DIRECTIONS
In the entries that follow, how many lines hold the string "Windows"? Give only that number.

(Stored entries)
○ ○ ○ ○
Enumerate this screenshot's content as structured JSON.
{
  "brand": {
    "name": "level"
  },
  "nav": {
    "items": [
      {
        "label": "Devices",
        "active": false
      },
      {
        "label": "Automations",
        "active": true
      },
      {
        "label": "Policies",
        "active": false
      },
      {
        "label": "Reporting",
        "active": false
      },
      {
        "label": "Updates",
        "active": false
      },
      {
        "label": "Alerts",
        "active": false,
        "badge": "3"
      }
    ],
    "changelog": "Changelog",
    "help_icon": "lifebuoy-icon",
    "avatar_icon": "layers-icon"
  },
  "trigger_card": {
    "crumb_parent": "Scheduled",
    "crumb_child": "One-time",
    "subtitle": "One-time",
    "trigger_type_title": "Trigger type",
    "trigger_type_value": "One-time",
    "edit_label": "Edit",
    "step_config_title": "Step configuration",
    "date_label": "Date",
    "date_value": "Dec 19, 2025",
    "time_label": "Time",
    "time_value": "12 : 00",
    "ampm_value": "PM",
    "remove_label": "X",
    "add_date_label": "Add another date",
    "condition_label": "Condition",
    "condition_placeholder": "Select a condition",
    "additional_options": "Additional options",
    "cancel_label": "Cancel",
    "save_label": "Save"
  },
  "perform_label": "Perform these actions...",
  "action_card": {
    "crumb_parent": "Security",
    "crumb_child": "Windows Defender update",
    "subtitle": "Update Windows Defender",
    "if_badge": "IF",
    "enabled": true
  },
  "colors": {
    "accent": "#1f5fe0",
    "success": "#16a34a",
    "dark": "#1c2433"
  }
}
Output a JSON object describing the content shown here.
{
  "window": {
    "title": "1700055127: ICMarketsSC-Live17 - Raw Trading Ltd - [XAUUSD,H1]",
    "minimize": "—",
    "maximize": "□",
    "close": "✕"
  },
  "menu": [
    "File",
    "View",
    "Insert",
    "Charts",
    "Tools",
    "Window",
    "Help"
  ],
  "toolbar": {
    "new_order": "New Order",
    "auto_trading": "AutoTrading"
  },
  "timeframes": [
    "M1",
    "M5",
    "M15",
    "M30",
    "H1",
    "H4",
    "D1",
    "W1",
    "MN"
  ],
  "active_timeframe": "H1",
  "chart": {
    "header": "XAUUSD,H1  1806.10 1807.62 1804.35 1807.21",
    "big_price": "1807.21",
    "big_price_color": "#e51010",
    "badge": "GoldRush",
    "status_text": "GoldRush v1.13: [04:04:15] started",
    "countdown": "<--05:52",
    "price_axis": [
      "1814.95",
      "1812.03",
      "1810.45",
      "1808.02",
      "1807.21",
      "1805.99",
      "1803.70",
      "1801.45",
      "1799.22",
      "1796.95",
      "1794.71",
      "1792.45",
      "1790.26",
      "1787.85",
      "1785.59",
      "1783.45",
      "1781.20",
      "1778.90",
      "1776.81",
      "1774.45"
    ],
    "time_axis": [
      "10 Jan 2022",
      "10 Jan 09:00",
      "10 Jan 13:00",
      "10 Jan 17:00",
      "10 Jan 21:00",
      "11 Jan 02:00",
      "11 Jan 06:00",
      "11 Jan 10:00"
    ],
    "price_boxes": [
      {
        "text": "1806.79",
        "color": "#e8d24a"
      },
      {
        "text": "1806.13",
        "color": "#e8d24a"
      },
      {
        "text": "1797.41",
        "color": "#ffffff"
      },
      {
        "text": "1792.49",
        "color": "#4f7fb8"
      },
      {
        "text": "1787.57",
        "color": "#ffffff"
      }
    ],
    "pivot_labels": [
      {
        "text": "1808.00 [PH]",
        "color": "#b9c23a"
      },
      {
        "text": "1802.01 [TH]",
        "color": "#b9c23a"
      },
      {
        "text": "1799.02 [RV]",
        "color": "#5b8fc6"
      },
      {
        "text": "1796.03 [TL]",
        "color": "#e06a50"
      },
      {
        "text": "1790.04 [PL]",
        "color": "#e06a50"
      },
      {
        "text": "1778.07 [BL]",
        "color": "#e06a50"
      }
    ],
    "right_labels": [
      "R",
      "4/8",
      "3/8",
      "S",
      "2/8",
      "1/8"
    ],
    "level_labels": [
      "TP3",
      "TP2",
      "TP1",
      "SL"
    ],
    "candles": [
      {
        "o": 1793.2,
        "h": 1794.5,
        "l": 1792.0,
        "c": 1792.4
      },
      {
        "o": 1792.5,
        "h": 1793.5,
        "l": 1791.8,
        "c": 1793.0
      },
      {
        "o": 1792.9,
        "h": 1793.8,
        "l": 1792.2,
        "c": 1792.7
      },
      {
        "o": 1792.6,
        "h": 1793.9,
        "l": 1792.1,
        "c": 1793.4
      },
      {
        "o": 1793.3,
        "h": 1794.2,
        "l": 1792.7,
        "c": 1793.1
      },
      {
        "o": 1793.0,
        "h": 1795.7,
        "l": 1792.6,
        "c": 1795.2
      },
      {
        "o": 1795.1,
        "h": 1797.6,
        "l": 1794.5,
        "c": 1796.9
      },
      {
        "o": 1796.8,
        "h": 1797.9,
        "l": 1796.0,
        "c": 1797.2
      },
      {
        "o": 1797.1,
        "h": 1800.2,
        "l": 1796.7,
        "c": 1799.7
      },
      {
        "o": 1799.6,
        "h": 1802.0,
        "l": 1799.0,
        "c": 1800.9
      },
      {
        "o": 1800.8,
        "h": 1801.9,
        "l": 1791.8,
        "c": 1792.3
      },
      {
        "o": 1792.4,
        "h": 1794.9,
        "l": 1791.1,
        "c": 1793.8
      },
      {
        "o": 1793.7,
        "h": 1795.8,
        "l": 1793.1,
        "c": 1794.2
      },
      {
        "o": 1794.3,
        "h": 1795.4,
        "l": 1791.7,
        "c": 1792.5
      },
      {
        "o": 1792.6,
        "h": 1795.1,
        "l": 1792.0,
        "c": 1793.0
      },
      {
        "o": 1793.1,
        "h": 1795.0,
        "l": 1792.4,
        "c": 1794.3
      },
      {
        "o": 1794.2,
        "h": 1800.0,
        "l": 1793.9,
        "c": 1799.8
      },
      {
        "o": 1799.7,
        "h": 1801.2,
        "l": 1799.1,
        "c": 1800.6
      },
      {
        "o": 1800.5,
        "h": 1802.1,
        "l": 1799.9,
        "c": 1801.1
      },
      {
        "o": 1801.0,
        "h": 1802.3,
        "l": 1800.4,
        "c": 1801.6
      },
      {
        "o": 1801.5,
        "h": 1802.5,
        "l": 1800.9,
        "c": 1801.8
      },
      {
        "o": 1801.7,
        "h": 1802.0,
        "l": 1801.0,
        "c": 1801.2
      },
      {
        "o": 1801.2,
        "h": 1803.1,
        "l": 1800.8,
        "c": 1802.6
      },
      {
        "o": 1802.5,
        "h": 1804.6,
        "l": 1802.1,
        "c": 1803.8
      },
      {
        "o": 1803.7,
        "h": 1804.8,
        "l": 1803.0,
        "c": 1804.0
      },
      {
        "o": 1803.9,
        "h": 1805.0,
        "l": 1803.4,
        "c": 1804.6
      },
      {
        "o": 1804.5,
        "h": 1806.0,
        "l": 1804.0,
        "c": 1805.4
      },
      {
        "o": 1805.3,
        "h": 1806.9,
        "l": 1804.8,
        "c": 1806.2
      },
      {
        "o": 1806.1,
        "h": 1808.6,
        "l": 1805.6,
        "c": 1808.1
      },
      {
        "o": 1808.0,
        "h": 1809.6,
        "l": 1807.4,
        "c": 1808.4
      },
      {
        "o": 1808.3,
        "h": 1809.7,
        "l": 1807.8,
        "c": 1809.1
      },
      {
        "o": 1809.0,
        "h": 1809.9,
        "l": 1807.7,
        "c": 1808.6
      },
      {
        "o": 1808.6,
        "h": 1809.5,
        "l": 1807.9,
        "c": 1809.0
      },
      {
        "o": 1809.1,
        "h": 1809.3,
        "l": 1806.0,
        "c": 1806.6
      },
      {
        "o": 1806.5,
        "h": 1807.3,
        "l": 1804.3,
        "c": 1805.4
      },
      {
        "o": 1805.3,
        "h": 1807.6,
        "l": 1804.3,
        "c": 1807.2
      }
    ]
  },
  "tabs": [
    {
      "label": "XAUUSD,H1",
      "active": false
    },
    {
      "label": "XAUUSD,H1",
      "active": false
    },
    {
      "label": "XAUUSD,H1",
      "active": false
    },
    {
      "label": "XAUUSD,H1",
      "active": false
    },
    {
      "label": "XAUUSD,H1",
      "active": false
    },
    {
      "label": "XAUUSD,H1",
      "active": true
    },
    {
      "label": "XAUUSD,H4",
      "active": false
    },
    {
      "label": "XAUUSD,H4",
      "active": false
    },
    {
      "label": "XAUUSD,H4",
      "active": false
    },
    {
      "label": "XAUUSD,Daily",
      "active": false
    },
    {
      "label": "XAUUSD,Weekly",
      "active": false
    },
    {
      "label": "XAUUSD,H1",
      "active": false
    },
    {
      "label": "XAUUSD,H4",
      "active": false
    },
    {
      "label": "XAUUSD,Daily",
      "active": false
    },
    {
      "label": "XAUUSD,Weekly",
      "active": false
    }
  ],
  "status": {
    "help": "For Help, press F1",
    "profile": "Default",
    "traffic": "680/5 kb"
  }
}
○ ○ ○ ○
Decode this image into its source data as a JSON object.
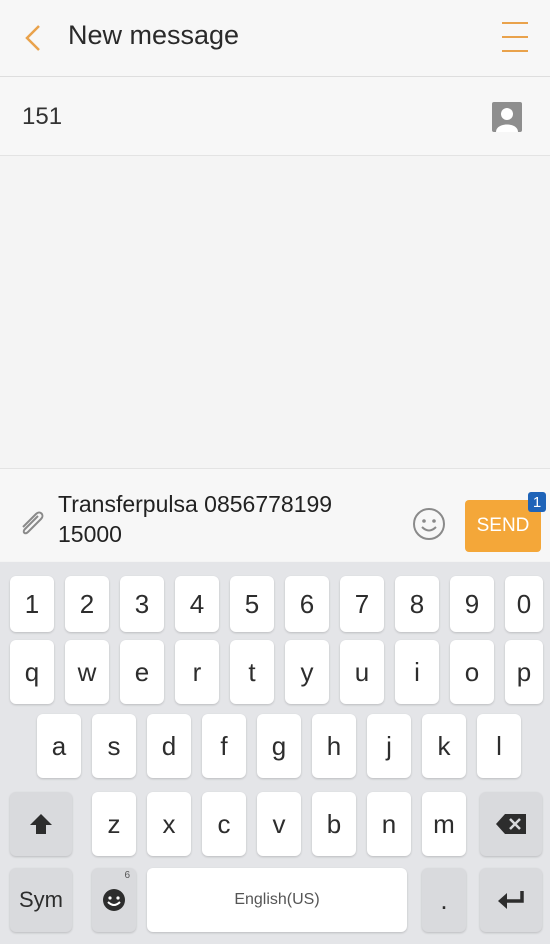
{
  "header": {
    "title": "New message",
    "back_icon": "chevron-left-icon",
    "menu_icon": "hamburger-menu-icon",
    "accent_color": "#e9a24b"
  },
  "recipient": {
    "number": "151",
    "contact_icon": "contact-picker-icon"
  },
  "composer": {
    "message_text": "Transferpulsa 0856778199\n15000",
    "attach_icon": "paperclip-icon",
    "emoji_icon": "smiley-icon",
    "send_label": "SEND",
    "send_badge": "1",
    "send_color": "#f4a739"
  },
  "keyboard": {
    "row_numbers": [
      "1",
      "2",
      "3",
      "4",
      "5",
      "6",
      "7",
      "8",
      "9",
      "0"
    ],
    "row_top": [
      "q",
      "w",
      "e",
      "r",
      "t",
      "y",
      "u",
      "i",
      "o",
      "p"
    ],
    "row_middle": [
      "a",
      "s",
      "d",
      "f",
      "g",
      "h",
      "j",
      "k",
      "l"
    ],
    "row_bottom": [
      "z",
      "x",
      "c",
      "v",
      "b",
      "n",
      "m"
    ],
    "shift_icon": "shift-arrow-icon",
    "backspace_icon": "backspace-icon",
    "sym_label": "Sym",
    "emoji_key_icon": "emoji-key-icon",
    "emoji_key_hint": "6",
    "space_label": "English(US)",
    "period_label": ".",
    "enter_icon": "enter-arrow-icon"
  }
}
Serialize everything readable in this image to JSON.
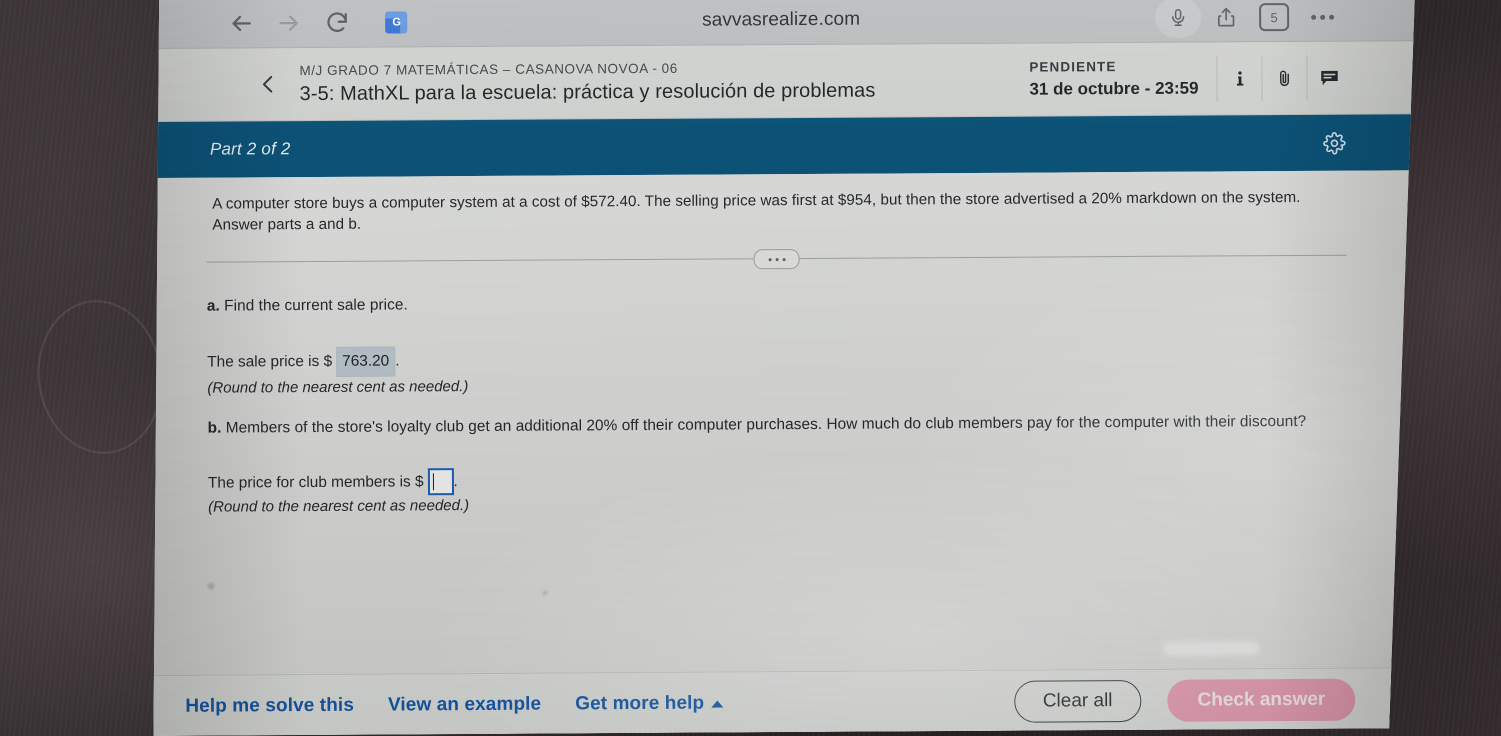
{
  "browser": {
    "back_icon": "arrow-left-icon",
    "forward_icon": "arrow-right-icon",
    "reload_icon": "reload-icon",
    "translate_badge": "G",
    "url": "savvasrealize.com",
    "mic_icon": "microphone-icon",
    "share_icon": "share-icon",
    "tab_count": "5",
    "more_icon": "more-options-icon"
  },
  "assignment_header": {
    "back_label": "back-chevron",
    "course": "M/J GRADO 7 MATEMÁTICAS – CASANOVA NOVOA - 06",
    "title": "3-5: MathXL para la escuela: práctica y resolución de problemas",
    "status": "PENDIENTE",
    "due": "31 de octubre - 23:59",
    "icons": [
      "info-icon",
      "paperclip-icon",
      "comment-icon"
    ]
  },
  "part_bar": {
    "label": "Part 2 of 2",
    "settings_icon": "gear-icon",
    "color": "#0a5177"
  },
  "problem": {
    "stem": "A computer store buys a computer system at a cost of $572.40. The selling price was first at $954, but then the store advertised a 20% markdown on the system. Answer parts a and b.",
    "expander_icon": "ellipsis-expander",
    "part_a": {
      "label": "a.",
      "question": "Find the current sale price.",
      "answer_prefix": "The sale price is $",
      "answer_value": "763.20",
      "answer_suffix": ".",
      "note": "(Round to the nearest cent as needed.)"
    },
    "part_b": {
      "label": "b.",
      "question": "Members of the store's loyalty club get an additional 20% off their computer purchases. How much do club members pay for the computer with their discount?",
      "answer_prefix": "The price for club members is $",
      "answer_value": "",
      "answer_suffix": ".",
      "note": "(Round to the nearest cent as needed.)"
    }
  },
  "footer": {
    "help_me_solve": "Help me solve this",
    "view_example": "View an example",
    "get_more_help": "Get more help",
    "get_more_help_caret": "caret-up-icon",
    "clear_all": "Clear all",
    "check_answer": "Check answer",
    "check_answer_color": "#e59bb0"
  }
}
○ ○ ○ ○
THE SOLUTION
2